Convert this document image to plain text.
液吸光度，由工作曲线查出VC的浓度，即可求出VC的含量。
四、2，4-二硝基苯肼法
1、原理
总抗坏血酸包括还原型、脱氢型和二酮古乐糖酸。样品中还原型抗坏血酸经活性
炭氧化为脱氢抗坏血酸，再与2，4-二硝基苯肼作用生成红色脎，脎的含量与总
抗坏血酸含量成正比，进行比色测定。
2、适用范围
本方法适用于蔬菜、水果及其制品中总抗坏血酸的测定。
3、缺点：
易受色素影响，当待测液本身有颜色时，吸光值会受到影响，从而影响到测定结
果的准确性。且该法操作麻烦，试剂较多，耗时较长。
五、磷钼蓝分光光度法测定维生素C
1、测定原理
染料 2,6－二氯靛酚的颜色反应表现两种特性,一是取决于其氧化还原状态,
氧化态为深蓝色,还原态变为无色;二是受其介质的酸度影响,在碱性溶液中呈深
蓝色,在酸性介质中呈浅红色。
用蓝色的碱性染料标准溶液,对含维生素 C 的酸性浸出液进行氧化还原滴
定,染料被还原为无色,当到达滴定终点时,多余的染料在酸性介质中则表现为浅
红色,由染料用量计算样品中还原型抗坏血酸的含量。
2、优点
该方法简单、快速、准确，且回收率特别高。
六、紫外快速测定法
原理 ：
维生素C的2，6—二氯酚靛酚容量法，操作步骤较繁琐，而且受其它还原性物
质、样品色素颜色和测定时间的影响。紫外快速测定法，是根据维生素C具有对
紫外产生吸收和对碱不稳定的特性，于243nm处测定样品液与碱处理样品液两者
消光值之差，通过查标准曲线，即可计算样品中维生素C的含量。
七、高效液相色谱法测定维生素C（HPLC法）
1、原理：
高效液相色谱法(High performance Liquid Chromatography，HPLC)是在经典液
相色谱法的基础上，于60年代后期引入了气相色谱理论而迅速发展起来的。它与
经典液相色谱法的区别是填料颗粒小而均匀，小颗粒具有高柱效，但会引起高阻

--

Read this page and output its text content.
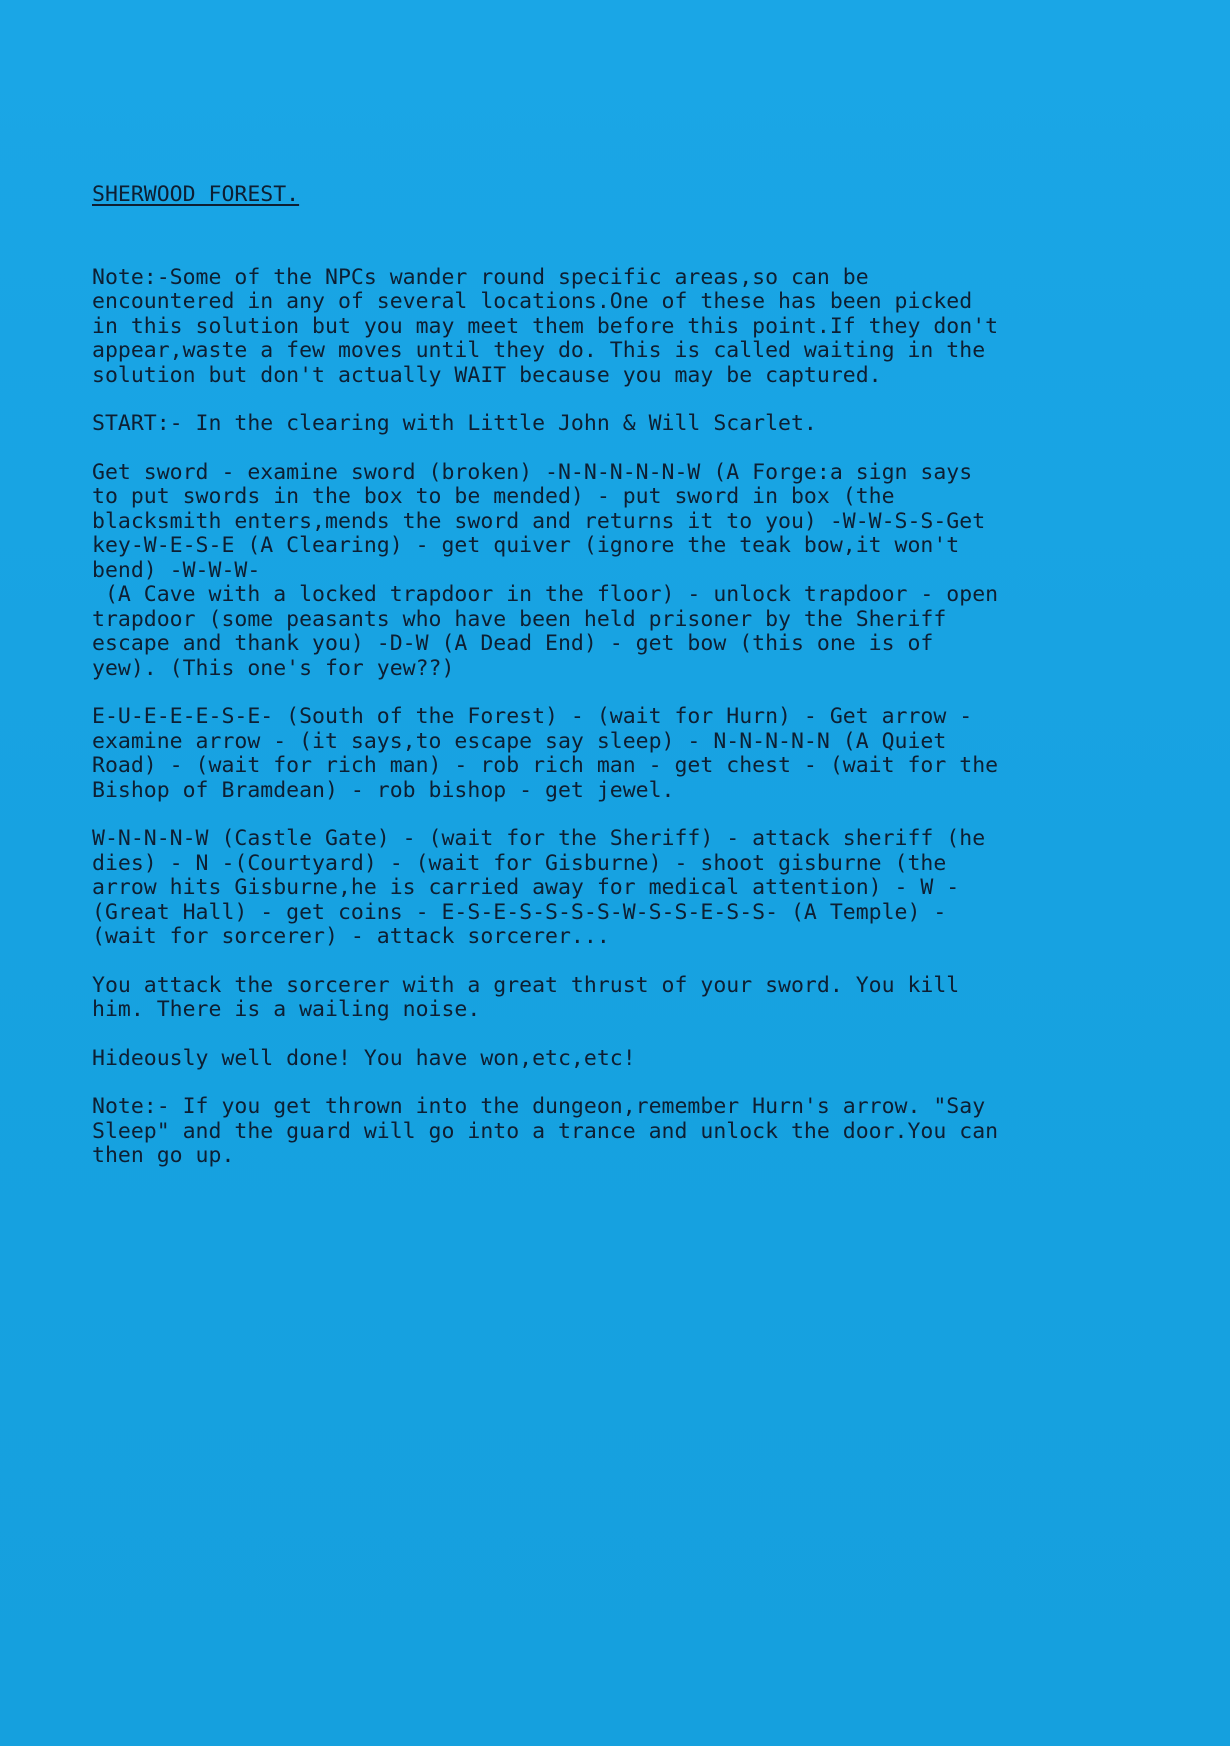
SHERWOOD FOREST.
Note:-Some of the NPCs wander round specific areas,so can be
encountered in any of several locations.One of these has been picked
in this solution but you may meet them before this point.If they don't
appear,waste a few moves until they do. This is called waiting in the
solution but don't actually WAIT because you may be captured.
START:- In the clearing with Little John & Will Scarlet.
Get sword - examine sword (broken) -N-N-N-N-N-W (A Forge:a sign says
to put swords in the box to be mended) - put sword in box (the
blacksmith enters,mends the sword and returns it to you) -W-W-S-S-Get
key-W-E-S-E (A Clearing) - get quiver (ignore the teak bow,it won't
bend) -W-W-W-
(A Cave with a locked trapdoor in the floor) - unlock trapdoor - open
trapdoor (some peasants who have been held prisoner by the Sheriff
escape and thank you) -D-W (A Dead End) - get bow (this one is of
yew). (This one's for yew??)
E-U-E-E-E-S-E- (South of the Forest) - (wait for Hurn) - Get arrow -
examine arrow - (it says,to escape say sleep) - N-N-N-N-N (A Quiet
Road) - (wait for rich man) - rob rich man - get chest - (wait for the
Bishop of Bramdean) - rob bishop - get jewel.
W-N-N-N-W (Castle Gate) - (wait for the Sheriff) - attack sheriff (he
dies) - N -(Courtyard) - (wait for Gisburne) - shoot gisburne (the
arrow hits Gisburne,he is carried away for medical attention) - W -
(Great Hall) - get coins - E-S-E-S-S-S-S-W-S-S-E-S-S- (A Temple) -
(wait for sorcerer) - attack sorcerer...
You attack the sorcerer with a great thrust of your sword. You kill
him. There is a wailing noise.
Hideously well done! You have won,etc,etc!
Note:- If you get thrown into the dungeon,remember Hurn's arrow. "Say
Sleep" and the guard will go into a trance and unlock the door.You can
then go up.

...

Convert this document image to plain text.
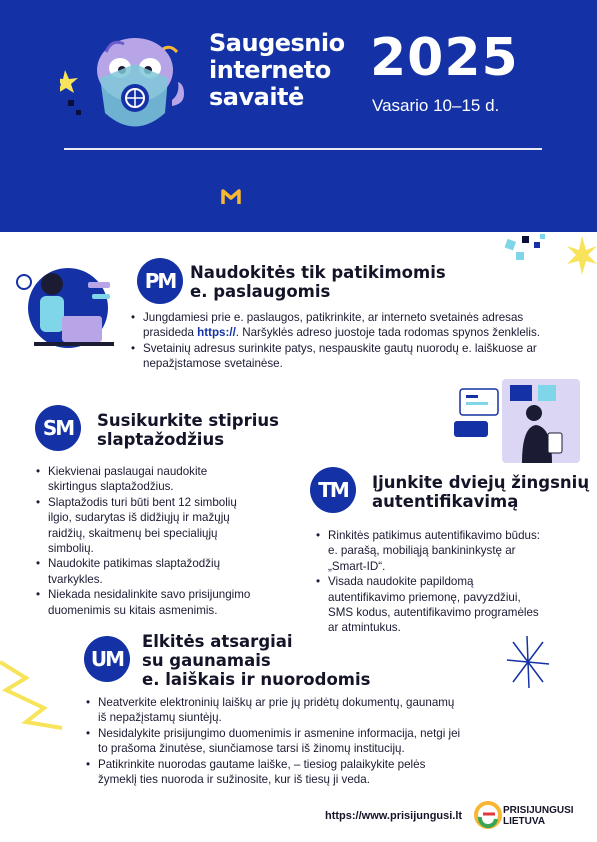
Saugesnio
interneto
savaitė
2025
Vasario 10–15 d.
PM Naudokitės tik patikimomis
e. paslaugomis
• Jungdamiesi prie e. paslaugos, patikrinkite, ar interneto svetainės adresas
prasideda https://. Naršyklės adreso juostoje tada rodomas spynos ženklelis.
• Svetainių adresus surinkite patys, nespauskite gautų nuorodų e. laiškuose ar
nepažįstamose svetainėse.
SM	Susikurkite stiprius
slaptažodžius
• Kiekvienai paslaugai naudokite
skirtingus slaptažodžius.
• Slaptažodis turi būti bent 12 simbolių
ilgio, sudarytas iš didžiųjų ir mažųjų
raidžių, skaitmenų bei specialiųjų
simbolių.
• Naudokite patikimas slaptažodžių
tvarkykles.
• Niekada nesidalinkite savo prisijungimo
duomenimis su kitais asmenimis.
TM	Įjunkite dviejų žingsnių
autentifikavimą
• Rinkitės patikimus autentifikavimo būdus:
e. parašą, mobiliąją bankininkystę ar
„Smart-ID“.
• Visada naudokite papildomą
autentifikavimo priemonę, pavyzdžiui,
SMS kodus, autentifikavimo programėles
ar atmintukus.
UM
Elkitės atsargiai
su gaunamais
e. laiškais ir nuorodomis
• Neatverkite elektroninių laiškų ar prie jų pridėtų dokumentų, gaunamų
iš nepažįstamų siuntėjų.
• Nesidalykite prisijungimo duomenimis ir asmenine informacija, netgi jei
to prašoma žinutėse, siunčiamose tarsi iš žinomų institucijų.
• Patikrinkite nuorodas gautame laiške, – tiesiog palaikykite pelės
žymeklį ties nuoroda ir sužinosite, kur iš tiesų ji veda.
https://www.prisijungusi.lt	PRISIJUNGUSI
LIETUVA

#### Directions:
Check every line of the data above for the string "duomenimis", and copy those that have it.

#### Task solution:
duomenimis su kitais asmenimis.
• Nesidalykite prisijungimo duomenimis ir asmenine informacija, netgi jei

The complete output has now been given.